What this task involves
How many lines in the listing below include the word "Nottingham"? Reply with the count alone.

(Records from a collection of figures)
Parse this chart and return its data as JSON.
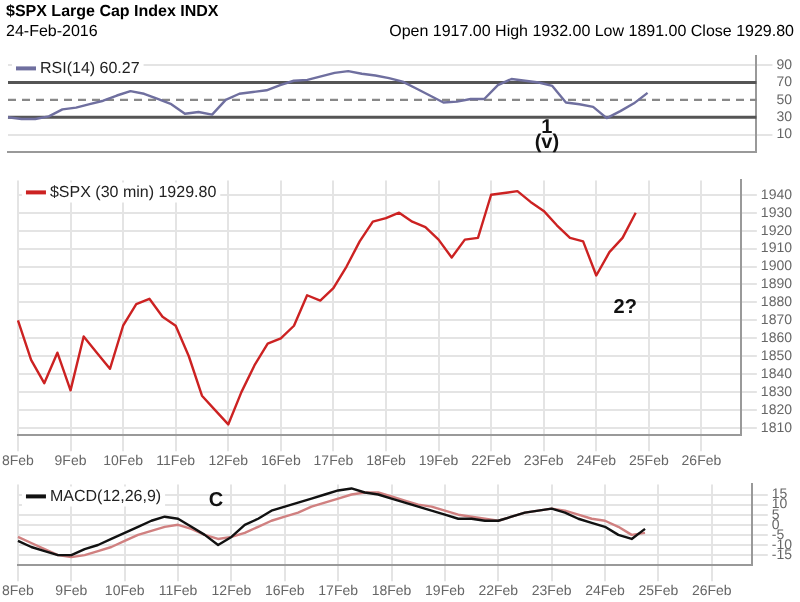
{
  "chart_data": [
    {
      "type": "line",
      "title": "$SPX Large Cap Index INDX",
      "subtitle": "24-Feb-2016",
      "annotations": [
        "Open 1917.00 High 1932.00 Low 1891.00 Close 1929.80",
        "1",
        "(v)"
      ],
      "categories": [
        null,
        null,
        null,
        null,
        null,
        null,
        null,
        null,
        null,
        null,
        null,
        null,
        null,
        null,
        null,
        null,
        null,
        null,
        null,
        null,
        null,
        null,
        null,
        null,
        null,
        null,
        null,
        null,
        null,
        null,
        null,
        null,
        null,
        null,
        null,
        null,
        null,
        null,
        null,
        null,
        null,
        null,
        null,
        null,
        null,
        null,
        null,
        null,
        null,
        null,
        null,
        null,
        null,
        null,
        null,
        null
      ],
      "ylim": [
        -10,
        100
      ],
      "yticks": [
        10,
        30,
        50,
        70,
        90
      ],
      "tick_labels": "y",
      "grid": "y",
      "legend": "top left",
      "marker": "none",
      "ref_lines": [
        {
          "axis": "y",
          "value": 70,
          "color": "#555555",
          "line_style": "solid"
        },
        {
          "axis": "y",
          "value": 30,
          "color": "#555555",
          "line_style": "solid"
        },
        {
          "axis": "y",
          "value": 50,
          "color": "#888888",
          "line_style": "dashed"
        }
      ],
      "series": [
        {
          "name": "RSI(14) 60.27",
          "color": "#6f6f9f",
          "values": [
            30,
            28,
            28,
            31,
            39,
            41,
            45,
            49,
            55,
            60,
            57,
            51,
            45,
            34,
            36,
            33,
            50,
            57,
            59,
            61,
            67,
            72,
            73,
            77,
            81,
            83,
            80,
            78,
            75,
            71,
            63,
            55,
            47,
            48,
            51,
            51,
            67,
            74,
            72,
            70,
            66,
            47,
            45,
            42,
            29,
            37,
            46,
            58,
            null,
            null,
            null,
            null,
            null,
            null,
            null,
            null
          ]
        }
      ]
    },
    {
      "type": "line",
      "annotations": [
        "2?"
      ],
      "categories": [
        "8Feb",
        null,
        null,
        null,
        "9Feb",
        null,
        null,
        null,
        "10Feb",
        null,
        null,
        null,
        "11Feb",
        null,
        null,
        null,
        "12Feb",
        null,
        null,
        null,
        "16Feb",
        null,
        null,
        null,
        "17Feb",
        null,
        null,
        null,
        "18Feb",
        null,
        null,
        null,
        "19Feb",
        null,
        null,
        null,
        "22Feb",
        null,
        null,
        null,
        "23Feb",
        null,
        null,
        null,
        "24Feb",
        null,
        null,
        null,
        "25Feb",
        null,
        null,
        null,
        "26Feb",
        null,
        null,
        null
      ],
      "ylim": [
        1806,
        1948
      ],
      "yticks": [
        1810,
        1820,
        1830,
        1840,
        1850,
        1860,
        1870,
        1880,
        1890,
        1900,
        1910,
        1920,
        1930,
        1940
      ],
      "grid": true,
      "legend": "top left",
      "marker": "none",
      "series": [
        {
          "name": "$SPX (30 min) 1929.80",
          "color": "#cc2222",
          "values": [
            1870,
            1848,
            1835,
            1852,
            1831,
            1861,
            1852,
            1843,
            1867,
            1879,
            1882,
            1872,
            1867,
            1850,
            1828,
            1820,
            1812,
            1830,
            1845,
            1857,
            1860,
            1867,
            1884,
            1881,
            1888,
            1900,
            1914,
            1925,
            1927,
            1930,
            1925,
            1922,
            1915,
            1905,
            1915,
            1916,
            1940,
            1941,
            1942,
            1936,
            1931,
            1923,
            1916,
            1914,
            1895,
            1908,
            1916,
            1930,
            null,
            null,
            null,
            null,
            null,
            null,
            null,
            null
          ]
        }
      ]
    },
    {
      "type": "line",
      "annotations": [
        "C"
      ],
      "categories": [
        "8Feb",
        null,
        null,
        null,
        "9Feb",
        null,
        null,
        null,
        "10Feb",
        null,
        null,
        null,
        "11Feb",
        null,
        null,
        null,
        "12Feb",
        null,
        null,
        null,
        "16Feb",
        null,
        null,
        null,
        "17Feb",
        null,
        null,
        null,
        "18Feb",
        null,
        null,
        null,
        "19Feb",
        null,
        null,
        null,
        "22Feb",
        null,
        null,
        null,
        "23Feb",
        null,
        null,
        null,
        "24Feb",
        null,
        null,
        null,
        "25Feb",
        null,
        null,
        null,
        "26Feb",
        null,
        null,
        null
      ],
      "ylim": [
        -20,
        20
      ],
      "yticks": [
        -15,
        -10,
        -5,
        0,
        5,
        10,
        15
      ],
      "grid": true,
      "legend": "top left",
      "marker": "none",
      "series": [
        {
          "name": "MACD(12,26,9)",
          "color": "#111111",
          "values": [
            -8,
            -11,
            -13,
            -15,
            -15,
            -12,
            -10,
            -7,
            -4,
            -1,
            2,
            4,
            3,
            -1,
            -5,
            -10,
            -6,
            0,
            3,
            7,
            9,
            11,
            13,
            15,
            17,
            18,
            16,
            15,
            13,
            11,
            9,
            7,
            5,
            3,
            3,
            2,
            2,
            4,
            6,
            7,
            8,
            6,
            3,
            1,
            -1,
            -5,
            -7,
            -2,
            null,
            null,
            null,
            null,
            null,
            null,
            null,
            null
          ]
        },
        {
          "color": "#d08080",
          "values": [
            -6,
            -9,
            -12,
            -15,
            -16,
            -15,
            -13,
            -11,
            -8,
            -5,
            -3,
            -1,
            0,
            -2,
            -5,
            -7,
            -6,
            -4,
            -1,
            2,
            4,
            6,
            9,
            11,
            13,
            15,
            16,
            16,
            14,
            12,
            10,
            9,
            7,
            5,
            4,
            3,
            2,
            4,
            6,
            7,
            8,
            7,
            5,
            3,
            2,
            -1,
            -5,
            -4,
            null,
            null,
            null,
            null,
            null,
            null,
            null,
            null
          ]
        }
      ]
    }
  ]
}
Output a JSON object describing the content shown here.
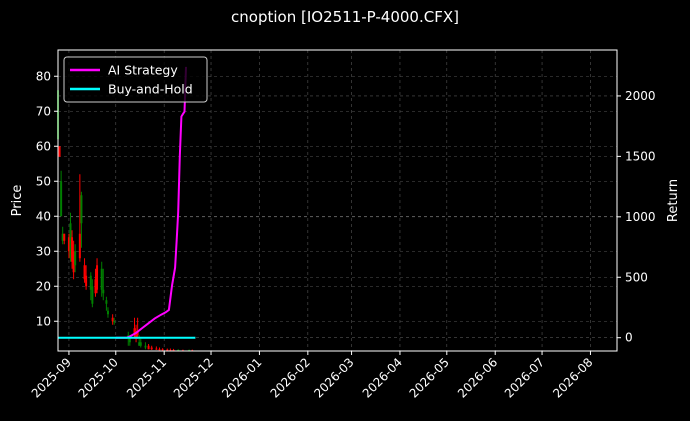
{
  "chart_data": {
    "type": "candlestick+line",
    "title": "cnoption [IO2511-P-4000.CFX]",
    "xlabel": "",
    "ylabel_left": "Price",
    "ylabel_right": "Return",
    "x_ticks": [
      "2025-09",
      "2025-10",
      "2025-11",
      "2025-12",
      "2026-01",
      "2026-02",
      "2026-03",
      "2026-04",
      "2026-05",
      "2026-06",
      "2026-07",
      "2026-08"
    ],
    "y_left_ticks": [
      10,
      20,
      30,
      40,
      50,
      60,
      70,
      80
    ],
    "y_left_range": [
      1.5,
      87.5
    ],
    "y_right_ticks": [
      0,
      500,
      1000,
      1500,
      2000
    ],
    "y_right_range": [
      -110,
      2380
    ],
    "grid": true,
    "legend_position": "upper left",
    "legend": [
      {
        "name": "AI Strategy",
        "color": "#ff00ff"
      },
      {
        "name": "Buy-and-Hold",
        "color": "#00ffff"
      }
    ],
    "candles": [
      {
        "d": "2025-08-25",
        "o": 62,
        "h": 77,
        "l": 61,
        "c": 76,
        "up": true
      },
      {
        "d": "2025-08-26",
        "o": 60,
        "h": 60,
        "l": 57,
        "c": 57,
        "up": false
      },
      {
        "d": "2025-08-27",
        "o": 40,
        "h": 53,
        "l": 40,
        "c": 50,
        "up": true
      },
      {
        "d": "2025-08-28",
        "o": 33,
        "h": 37,
        "l": 32,
        "c": 35,
        "up": true
      },
      {
        "d": "2025-08-29",
        "o": 35,
        "h": 35,
        "l": 32,
        "c": 33,
        "up": false
      },
      {
        "d": "2025-09-01",
        "o": 34,
        "h": 35,
        "l": 28,
        "c": 30,
        "up": false
      },
      {
        "d": "2025-09-02",
        "o": 28,
        "h": 41,
        "l": 27,
        "c": 38,
        "up": true
      },
      {
        "d": "2025-09-03",
        "o": 34,
        "h": 36,
        "l": 25,
        "c": 27,
        "up": false
      },
      {
        "d": "2025-09-04",
        "o": 30,
        "h": 33,
        "l": 22,
        "c": 24,
        "up": false
      },
      {
        "d": "2025-09-05",
        "o": 26,
        "h": 32,
        "l": 24,
        "c": 30,
        "up": true
      },
      {
        "d": "2025-09-08",
        "o": 35,
        "h": 52,
        "l": 27,
        "c": 28,
        "up": false
      },
      {
        "d": "2025-09-09",
        "o": 38,
        "h": 47,
        "l": 31,
        "c": 46,
        "up": true
      },
      {
        "d": "2025-09-11",
        "o": 26,
        "h": 28,
        "l": 21,
        "c": 22,
        "up": false
      },
      {
        "d": "2025-09-12",
        "o": 23,
        "h": 26,
        "l": 19,
        "c": 20,
        "up": false
      },
      {
        "d": "2025-09-15",
        "o": 19,
        "h": 24,
        "l": 16,
        "c": 23,
        "up": true
      },
      {
        "d": "2025-09-16",
        "o": 20,
        "h": 22,
        "l": 14,
        "c": 15,
        "up": true
      },
      {
        "d": "2025-09-18",
        "o": 22,
        "h": 25,
        "l": 17,
        "c": 18,
        "up": false
      },
      {
        "d": "2025-09-19",
        "o": 19,
        "h": 28,
        "l": 18,
        "c": 26,
        "up": false
      },
      {
        "d": "2025-09-22",
        "o": 19,
        "h": 27,
        "l": 17,
        "c": 25,
        "up": true
      },
      {
        "d": "2025-09-23",
        "o": 18,
        "h": 25,
        "l": 16,
        "c": 19,
        "up": true
      },
      {
        "d": "2025-09-25",
        "o": 15,
        "h": 17,
        "l": 13,
        "c": 16,
        "up": true
      },
      {
        "d": "2025-09-26",
        "o": 13,
        "h": 14,
        "l": 11,
        "c": 12,
        "up": true
      },
      {
        "d": "2025-09-29",
        "o": 11,
        "h": 12,
        "l": 9,
        "c": 10,
        "up": false
      },
      {
        "d": "2025-09-30",
        "o": 10,
        "h": 11,
        "l": 9,
        "c": 10,
        "up": true
      },
      {
        "d": "2025-10-09",
        "o": 6,
        "h": 7,
        "l": 3,
        "c": 5,
        "up": true
      },
      {
        "d": "2025-10-10",
        "o": 5,
        "h": 6,
        "l": 3,
        "c": 4,
        "up": true
      },
      {
        "d": "2025-10-13",
        "o": 8,
        "h": 11,
        "l": 5,
        "c": 6,
        "up": false
      },
      {
        "d": "2025-10-14",
        "o": 7,
        "h": 9,
        "l": 4,
        "c": 5,
        "up": false
      },
      {
        "d": "2025-10-15",
        "o": 6,
        "h": 11,
        "l": 5,
        "c": 7,
        "up": false
      },
      {
        "d": "2025-10-16",
        "o": 4,
        "h": 6,
        "l": 3,
        "c": 3,
        "up": true
      },
      {
        "d": "2025-10-17",
        "o": 4,
        "h": 5,
        "l": 2.5,
        "c": 3,
        "up": true
      },
      {
        "d": "2025-10-20",
        "o": 3,
        "h": 4,
        "l": 2,
        "c": 2.5,
        "up": true
      },
      {
        "d": "2025-10-22",
        "o": 3,
        "h": 3.5,
        "l": 2,
        "c": 2,
        "up": false
      },
      {
        "d": "2025-10-24",
        "o": 2.5,
        "h": 3,
        "l": 1.8,
        "c": 2,
        "up": false
      },
      {
        "d": "2025-10-27",
        "o": 2.2,
        "h": 2.8,
        "l": 1.8,
        "c": 2,
        "up": false
      },
      {
        "d": "2025-10-29",
        "o": 2,
        "h": 2.5,
        "l": 1.7,
        "c": 1.8,
        "up": false
      },
      {
        "d": "2025-10-31",
        "o": 2,
        "h": 2.3,
        "l": 1.6,
        "c": 1.8,
        "up": false
      },
      {
        "d": "2025-11-03",
        "o": 1.9,
        "h": 2.2,
        "l": 1.6,
        "c": 1.7,
        "up": false
      },
      {
        "d": "2025-11-05",
        "o": 1.8,
        "h": 2.2,
        "l": 1.6,
        "c": 1.7,
        "up": false
      },
      {
        "d": "2025-11-07",
        "o": 1.8,
        "h": 2.1,
        "l": 1.6,
        "c": 1.7,
        "up": false
      },
      {
        "d": "2025-11-10",
        "o": 1.7,
        "h": 2.0,
        "l": 1.6,
        "c": 1.8,
        "up": true
      },
      {
        "d": "2025-11-13",
        "o": 1.7,
        "h": 1.9,
        "l": 1.6,
        "c": 1.7,
        "up": false
      },
      {
        "d": "2025-11-17",
        "o": 1.7,
        "h": 1.9,
        "l": 1.6,
        "c": 1.8,
        "up": true
      },
      {
        "d": "2025-11-19",
        "o": 1.7,
        "h": 1.9,
        "l": 1.6,
        "c": 1.7,
        "up": false
      }
    ],
    "series": [
      {
        "name": "AI Strategy",
        "color": "#ff00ff",
        "points": [
          [
            "2025-10-01",
            0
          ],
          [
            "2025-10-08",
            0
          ],
          [
            "2025-10-10",
            10
          ],
          [
            "2025-10-14",
            40
          ],
          [
            "2025-10-18",
            80
          ],
          [
            "2025-10-22",
            120
          ],
          [
            "2025-10-26",
            160
          ],
          [
            "2025-10-30",
            190
          ],
          [
            "2025-11-02",
            210
          ],
          [
            "2025-11-04",
            230
          ],
          [
            "2025-11-06",
            430
          ],
          [
            "2025-11-08",
            580
          ],
          [
            "2025-11-09",
            810
          ],
          [
            "2025-11-10",
            1040
          ],
          [
            "2025-11-11",
            1500
          ],
          [
            "2025-11-12",
            1830
          ],
          [
            "2025-11-13",
            1850
          ],
          [
            "2025-11-14",
            1870
          ],
          [
            "2025-11-15",
            2240
          ]
        ]
      },
      {
        "name": "Buy-and-Hold",
        "color": "#00ffff",
        "points": [
          [
            "2025-08-25",
            0
          ],
          [
            "2025-11-21",
            0
          ]
        ]
      }
    ],
    "colors": {
      "up": "#008000",
      "down": "#ff0000",
      "background": "#000000",
      "grid": "#555555",
      "spine": "#ffffff"
    }
  }
}
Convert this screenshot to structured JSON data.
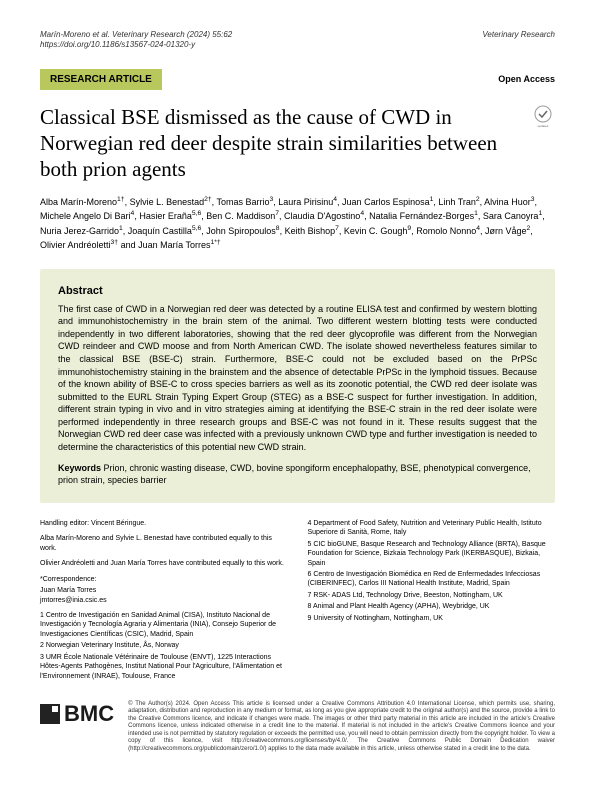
{
  "header": {
    "citation": "Marín-Moreno et al. Veterinary Research    (2024) 55:62",
    "doi": "https://doi.org/10.1186/s13567-024-01320-y",
    "journal": "Veterinary Research"
  },
  "badges": {
    "research": "RESEARCH ARTICLE",
    "open_access": "Open Access"
  },
  "title": "Classical BSE dismissed as the cause of CWD in Norwegian red deer despite strain similarities between both prion agents",
  "authors_html": "Alba Marín-Moreno<sup>1†</sup>, Sylvie L. Benestad<sup>2†</sup>, Tomas Barrio<sup>3</sup>, Laura Pirisinu<sup>4</sup>, Juan Carlos Espinosa<sup>1</sup>, Linh Tran<sup>2</sup>, Alvina Huor<sup>3</sup>, Michele Angelo Di Bari<sup>4</sup>, Hasier Eraña<sup>5,6</sup>, Ben C. Maddison<sup>7</sup>, Claudia D'Agostino<sup>4</sup>, Natalia Fernández-Borges<sup>1</sup>, Sara Canoyra<sup>1</sup>, Nuria Jerez-Garrido<sup>1</sup>, Joaquín Castilla<sup>5,6</sup>, John Spiropoulos<sup>8</sup>, Keith Bishop<sup>7</sup>, Kevin C. Gough<sup>9</sup>, Romolo Nonno<sup>4</sup>, Jørn Våge<sup>2</sup>, Olivier Andréoletti<sup>3†</sup> and Juan María Torres<sup>1*†</sup>",
  "abstract": {
    "heading": "Abstract",
    "text": "The first case of CWD in a Norwegian red deer was detected by a routine ELISA test and confirmed by western blotting and immunohistochemistry in the brain stem of the animal. Two different western blotting tests were conducted independently in two different laboratories, showing that the red deer glycoprofile was different from the Norwegian CWD reindeer and CWD moose and from North American CWD. The isolate showed nevertheless features similar to the classical BSE (BSE-C) strain. Furthermore, BSE-C could not be excluded based on the PrPSc immunohistochemistry staining in the brainstem and the absence of detectable PrPSc in the lymphoid tissues. Because of the known ability of BSE-C to cross species barriers as well as its zoonotic potential, the CWD red deer isolate was submitted to the EURL Strain Typing Expert Group (STEG) as a BSE-C suspect for further investigation. In addition, different strain typing in vivo and in vitro strategies aiming at identifying the BSE-C strain in the red deer isolate were performed independently in three research groups and BSE-C was not found in it. These results suggest that the Norwegian CWD red deer case was infected with a previously unknown CWD type and further investigation is needed to determine the characteristics of this potential new CWD strain.",
    "keywords_label": "Keywords",
    "keywords": "Prion, chronic wasting disease, CWD, bovine spongiform encephalopathy, BSE, phenotypical convergence, prion strain, species barrier"
  },
  "notes": {
    "editor": "Handling editor: Vincent Béringue.",
    "contrib1": "Alba Marín-Moreno and Sylvie L. Benestad have contributed equally to this work.",
    "contrib2": "Olivier Andréoletti and Juan María Torres have contributed equally to this work.",
    "corr_label": "*Correspondence:",
    "corr_name": "Juan María Torres",
    "corr_email": "jmtorres@inia.csic.es"
  },
  "affiliations": [
    "1 Centro de Investigación en Sanidad Animal (CISA), Instituto Nacional de Investigación y Tecnología Agraria y Alimentaria (INIA), Consejo Superior de Investigaciones Científicas (CSIC), Madrid, Spain",
    "2 Norwegian Veterinary Institute, Ås, Norway",
    "3 UMR École Nationale Vétérinaire de Toulouse (ENVT), 1225 Interactions Hôtes-Agents Pathogènes, Institut National Pour l'Agriculture, l'Alimentation et l'Environnement (INRAE), Toulouse, France",
    "4 Department of Food Safety, Nutrition and Veterinary Public Health, Istituto Superiore di Sanità, Rome, Italy",
    "5 CIC bioGUNE, Basque Research and Technology Alliance (BRTA), Basque Foundation for Science, Bizkaia Technology Park (IKERBASQUE), Bizkaia, Spain",
    "6 Centro de Investigación Biomédica en Red de Enfermedades Infecciosas (CIBERINFEC), Carlos III National Health Institute, Madrid, Spain",
    "7 RSK- ADAS Ltd, Technology Drive, Beeston, Nottingham, UK",
    "8 Animal and Plant Health Agency (APHA), Weybridge, UK",
    "9 University of Nottingham, Nottingham, UK"
  ],
  "footer": {
    "logo_text": "BMC",
    "license": "© The Author(s) 2024. Open Access This article is licensed under a Creative Commons Attribution 4.0 International License, which permits use, sharing, adaptation, distribution and reproduction in any medium or format, as long as you give appropriate credit to the original author(s) and the source, provide a link to the Creative Commons licence, and indicate if changes were made. The images or other third party material in this article are included in the article's Creative Commons licence, unless indicated otherwise in a credit line to the material. If material is not included in the article's Creative Commons licence and your intended use is not permitted by statutory regulation or exceeds the permitted use, you will need to obtain permission directly from the copyright holder. To view a copy of this licence, visit http://creativecommons.org/licenses/by/4.0/. The Creative Commons Public Domain Dedication waiver (http://creativecommons.org/publicdomain/zero/1.0/) applies to the data made available in this article, unless otherwise stated in a credit line to the data."
  },
  "colors": {
    "badge_bg": "#b8c85c",
    "abstract_bg": "#ecefd8"
  }
}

Final result
2